:: Provided material

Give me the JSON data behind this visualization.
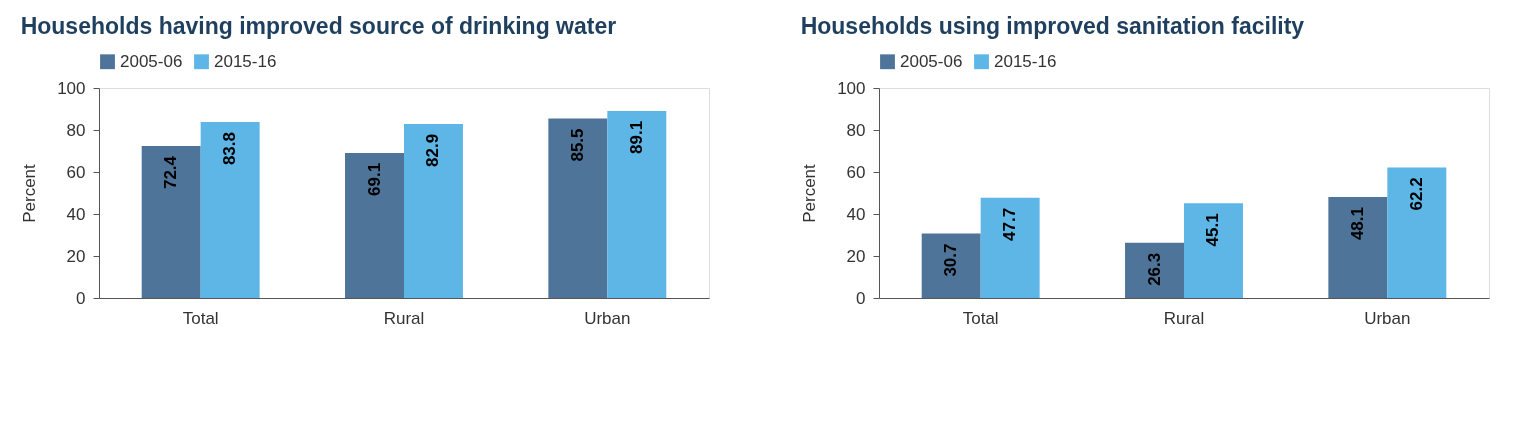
{
  "chart_data": [
    {
      "type": "bar",
      "title": "Households having improved source of drinking water",
      "ylabel": "Percent",
      "categories": [
        "Total",
        "Rural",
        "Urban"
      ],
      "series": [
        {
          "name": "2005-06",
          "color": "#4e7499",
          "values": [
            72.4,
            69.1,
            85.5
          ]
        },
        {
          "name": "2015-16",
          "color": "#5db6e6",
          "values": [
            83.8,
            82.9,
            89.1
          ]
        }
      ],
      "ylim": [
        0,
        100
      ],
      "yticks": [
        0,
        20,
        40,
        60,
        80,
        100
      ],
      "grid": false,
      "legend": "top",
      "data_labels": true
    },
    {
      "type": "bar",
      "title": "Households using improved sanitation facility",
      "ylabel": "Percent",
      "categories": [
        "Total",
        "Rural",
        "Urban"
      ],
      "series": [
        {
          "name": "2005-06",
          "color": "#4e7499",
          "values": [
            30.7,
            26.3,
            48.1
          ]
        },
        {
          "name": "2015-16",
          "color": "#5db6e6",
          "values": [
            47.7,
            45.1,
            62.2
          ]
        }
      ],
      "ylim": [
        0,
        100
      ],
      "yticks": [
        0,
        20,
        40,
        60,
        80,
        100
      ],
      "grid": false,
      "legend": "top",
      "data_labels": true
    }
  ]
}
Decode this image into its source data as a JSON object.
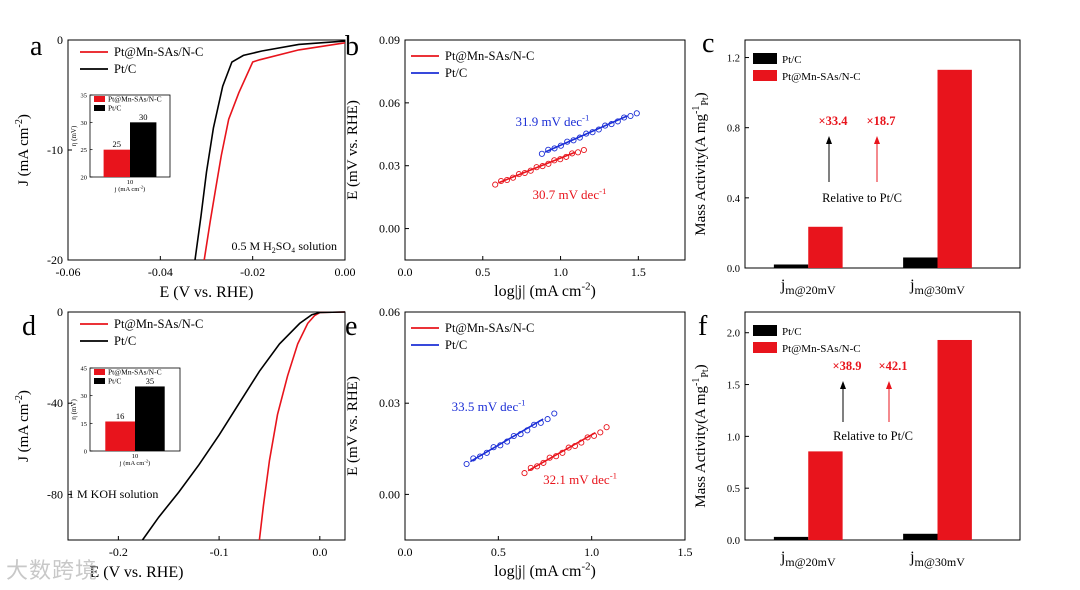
{
  "watermark": "大数跨境",
  "colors": {
    "red": "#e8141c",
    "black": "#000000",
    "blue": "#1c2fd6"
  },
  "chart_data": [
    {
      "id": "a",
      "type": "line",
      "panel_label": "a",
      "xlabel": "E (V vs. RHE)",
      "ylabel": "J (mA cm⁻²)",
      "xlim": [
        -0.06,
        0.0
      ],
      "ylim": [
        -20,
        0
      ],
      "xticks": [
        -0.06,
        -0.04,
        -0.02,
        0.0
      ],
      "xtick_labels": [
        "-0.06",
        "-0.04",
        "-0.02",
        "0.00"
      ],
      "yticks": [
        -20,
        -10,
        0
      ],
      "ytick_labels": [
        "-20",
        "-10",
        "0"
      ],
      "annotation": "0.5 M H₂SO₄ solution",
      "legend": [
        "Pt@Mn-SAs/N-C",
        "Pt/C"
      ],
      "series": [
        {
          "name": "Pt@Mn-SAs/N-C",
          "color": "red",
          "x": [
            -0.0305,
            -0.0292,
            -0.028,
            -0.0268,
            -0.0252,
            -0.023,
            -0.02,
            -0.0185,
            -0.01,
            0.0
          ],
          "y": [
            -20,
            -16.5,
            -13.5,
            -10.5,
            -7.2,
            -4.8,
            -2.0,
            -1.8,
            -0.9,
            -0.25
          ]
        },
        {
          "name": "Pt/C",
          "color": "black",
          "x": [
            -0.0325,
            -0.0312,
            -0.03,
            -0.0285,
            -0.0265,
            -0.0245,
            -0.022,
            -0.018,
            -0.01,
            0.0
          ],
          "y": [
            -20,
            -16.0,
            -12.0,
            -8.0,
            -4.2,
            -2.0,
            -1.4,
            -1.0,
            -0.4,
            -0.1
          ]
        }
      ],
      "inset": {
        "ylabel": "η (mV)",
        "xlabel": "j (mA cm⁻²)",
        "xtick": "10",
        "ylim": [
          20,
          35
        ],
        "yticks": [
          20,
          25,
          30,
          35
        ],
        "ytick_labels": [
          "20",
          "25",
          "30",
          "35"
        ],
        "legend": [
          "Pt@Mn-SAs/N-C",
          "Pt/C"
        ],
        "bars": [
          {
            "name": "Pt@Mn-SAs/N-C",
            "value": 25,
            "label": "25",
            "color": "red"
          },
          {
            "name": "Pt/C",
            "value": 30,
            "label": "30",
            "color": "black"
          }
        ]
      }
    },
    {
      "id": "b",
      "type": "scatter",
      "panel_label": "b",
      "xlabel": "log|j| (mA cm⁻²)",
      "ylabel": "E (mV vs. RHE)",
      "xlim": [
        0.0,
        1.8
      ],
      "ylim": [
        -0.015,
        0.09
      ],
      "xticks": [
        0.0,
        0.5,
        1.0,
        1.5
      ],
      "xtick_labels": [
        "0.0",
        "0.5",
        "1.0",
        "1.5"
      ],
      "yticks": [
        0.0,
        0.03,
        0.06,
        0.09
      ],
      "ytick_labels": [
        "0.00",
        "0.03",
        "0.06",
        "0.09"
      ],
      "legend": [
        "Pt@Mn-SAs/N-C",
        "Pt/C"
      ],
      "series": [
        {
          "name": "Pt@Mn-SAs/N-C",
          "color": "red",
          "x_start": 0.58,
          "x_end": 1.15,
          "y_start": 0.021,
          "y_end": 0.0375,
          "n_points": 16,
          "annotation": "30.7 mV dec⁻¹"
        },
        {
          "name": "Pt/C",
          "color": "blue",
          "x_start": 0.88,
          "x_end": 1.49,
          "y_start": 0.0357,
          "y_end": 0.055,
          "n_points": 16,
          "annotation": "31.9 mV dec⁻¹"
        }
      ]
    },
    {
      "id": "c",
      "type": "bar",
      "panel_label": "c",
      "ylabel": "Mass Activity(A mg⁻¹ Pt)",
      "categories": [
        "j m@20mV",
        "j m@30mV"
      ],
      "ylim": [
        0.0,
        1.3
      ],
      "yticks": [
        0.0,
        0.4,
        0.8,
        1.2
      ],
      "ytick_labels": [
        "0.0",
        "0.4",
        "0.8",
        "1.2"
      ],
      "legend": [
        "Pt/C",
        "Pt@Mn-SAs/N-C"
      ],
      "series": [
        {
          "name": "Pt/C",
          "color": "black",
          "values": [
            0.02,
            0.06
          ]
        },
        {
          "name": "Pt@Mn-SAs/N-C",
          "color": "red",
          "values": [
            0.235,
            1.13
          ]
        }
      ],
      "ratios": [
        "×33.4",
        "×18.7"
      ],
      "relative_label": "Relative to Pt/C"
    },
    {
      "id": "d",
      "type": "line",
      "panel_label": "d",
      "xlabel": "E (V vs. RHE)",
      "ylabel": "J (mA cm⁻²)",
      "xlim": [
        -0.25,
        0.025
      ],
      "ylim": [
        -100,
        0
      ],
      "xticks": [
        -0.2,
        -0.1,
        0.0
      ],
      "xtick_labels": [
        "-0.2",
        "-0.1",
        "0.0"
      ],
      "yticks": [
        -80,
        -40,
        0
      ],
      "ytick_labels": [
        "-80",
        "-40",
        "0"
      ],
      "annotation": "1 M KOH solution",
      "legend": [
        "Pt@Mn-SAs/N-C",
        "Pt/C"
      ],
      "series": [
        {
          "name": "Pt@Mn-SAs/N-C",
          "color": "red",
          "x": [
            -0.06,
            -0.056,
            -0.05,
            -0.042,
            -0.032,
            -0.022,
            -0.012,
            -0.005,
            0.0,
            0.025
          ],
          "y": [
            -100,
            -85,
            -65,
            -45,
            -28,
            -14,
            -5,
            -1.5,
            -0.2,
            0
          ]
        },
        {
          "name": "Pt/C",
          "color": "black",
          "x": [
            -0.176,
            -0.16,
            -0.14,
            -0.12,
            -0.1,
            -0.08,
            -0.06,
            -0.04,
            -0.02,
            -0.008,
            0.0,
            0.025
          ],
          "y": [
            -100,
            -90,
            -79,
            -67,
            -54,
            -40,
            -26,
            -14,
            -5,
            -1.2,
            -0.2,
            0
          ]
        }
      ],
      "inset": {
        "ylabel": "η (mV)",
        "xlabel": "j (mA cm⁻²)",
        "xtick": "10",
        "ylim": [
          0,
          45
        ],
        "yticks": [
          0,
          15,
          30,
          45
        ],
        "ytick_labels": [
          "0",
          "15",
          "30",
          "45"
        ],
        "legend": [
          "Pt@Mn-SAs/N-C",
          "Pt/C"
        ],
        "bars": [
          {
            "name": "Pt@Mn-SAs/N-C",
            "value": 16,
            "label": "16",
            "color": "red"
          },
          {
            "name": "Pt/C",
            "value": 35,
            "label": "35",
            "color": "black"
          }
        ]
      }
    },
    {
      "id": "e",
      "type": "scatter",
      "panel_label": "e",
      "xlabel": "log|j| (mA cm⁻²)",
      "ylabel": "E (mV vs. RHE)",
      "xlim": [
        0.0,
        1.5
      ],
      "ylim": [
        -0.015,
        0.06
      ],
      "xticks": [
        0.0,
        0.5,
        1.0,
        1.5
      ],
      "xtick_labels": [
        "0.0",
        "0.5",
        "1.0",
        "1.5"
      ],
      "yticks": [
        0.0,
        0.03,
        0.06
      ],
      "ytick_labels": [
        "0.00",
        "0.03",
        "0.06"
      ],
      "legend": [
        "Pt@Mn-SAs/N-C",
        "Pt/C"
      ],
      "series": [
        {
          "name": "Pt@Mn-SAs/N-C",
          "color": "red",
          "x_start": 0.64,
          "x_end": 1.08,
          "y_start": 0.007,
          "y_end": 0.0215,
          "n_points": 14,
          "annotation": "32.1 mV dec⁻¹"
        },
        {
          "name": "Pt/C",
          "color": "blue",
          "x_start": 0.33,
          "x_end": 0.8,
          "y_start": 0.01,
          "y_end": 0.026,
          "n_points": 14,
          "annotation": "33.5 mV dec⁻¹"
        }
      ]
    },
    {
      "id": "f",
      "type": "bar",
      "panel_label": "f",
      "ylabel": "Mass Activity(A mg⁻¹ Pt)",
      "categories": [
        "j m@20mV",
        "j m@30mV"
      ],
      "ylim": [
        0.0,
        2.2
      ],
      "yticks": [
        0.0,
        0.5,
        1.0,
        1.5,
        2.0
      ],
      "ytick_labels": [
        "0.0",
        "0.5",
        "1.0",
        "1.5",
        "2.0"
      ],
      "legend": [
        "Pt/C",
        "Pt@Mn-SAs/N-C"
      ],
      "series": [
        {
          "name": "Pt/C",
          "color": "black",
          "values": [
            0.03,
            0.06
          ]
        },
        {
          "name": "Pt@Mn-SAs/N-C",
          "color": "red",
          "values": [
            0.855,
            1.93
          ]
        }
      ],
      "ratios": [
        "×38.9",
        "×42.1"
      ],
      "relative_label": "Relative to Pt/C"
    }
  ]
}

::::

- _Exercise task_:
Pull every line containing the word "source" out of the entries above.

- _Response to this exercise_:
      "title": "Households having improved source of drinking water",
Decode this image into its source data as a JSON object.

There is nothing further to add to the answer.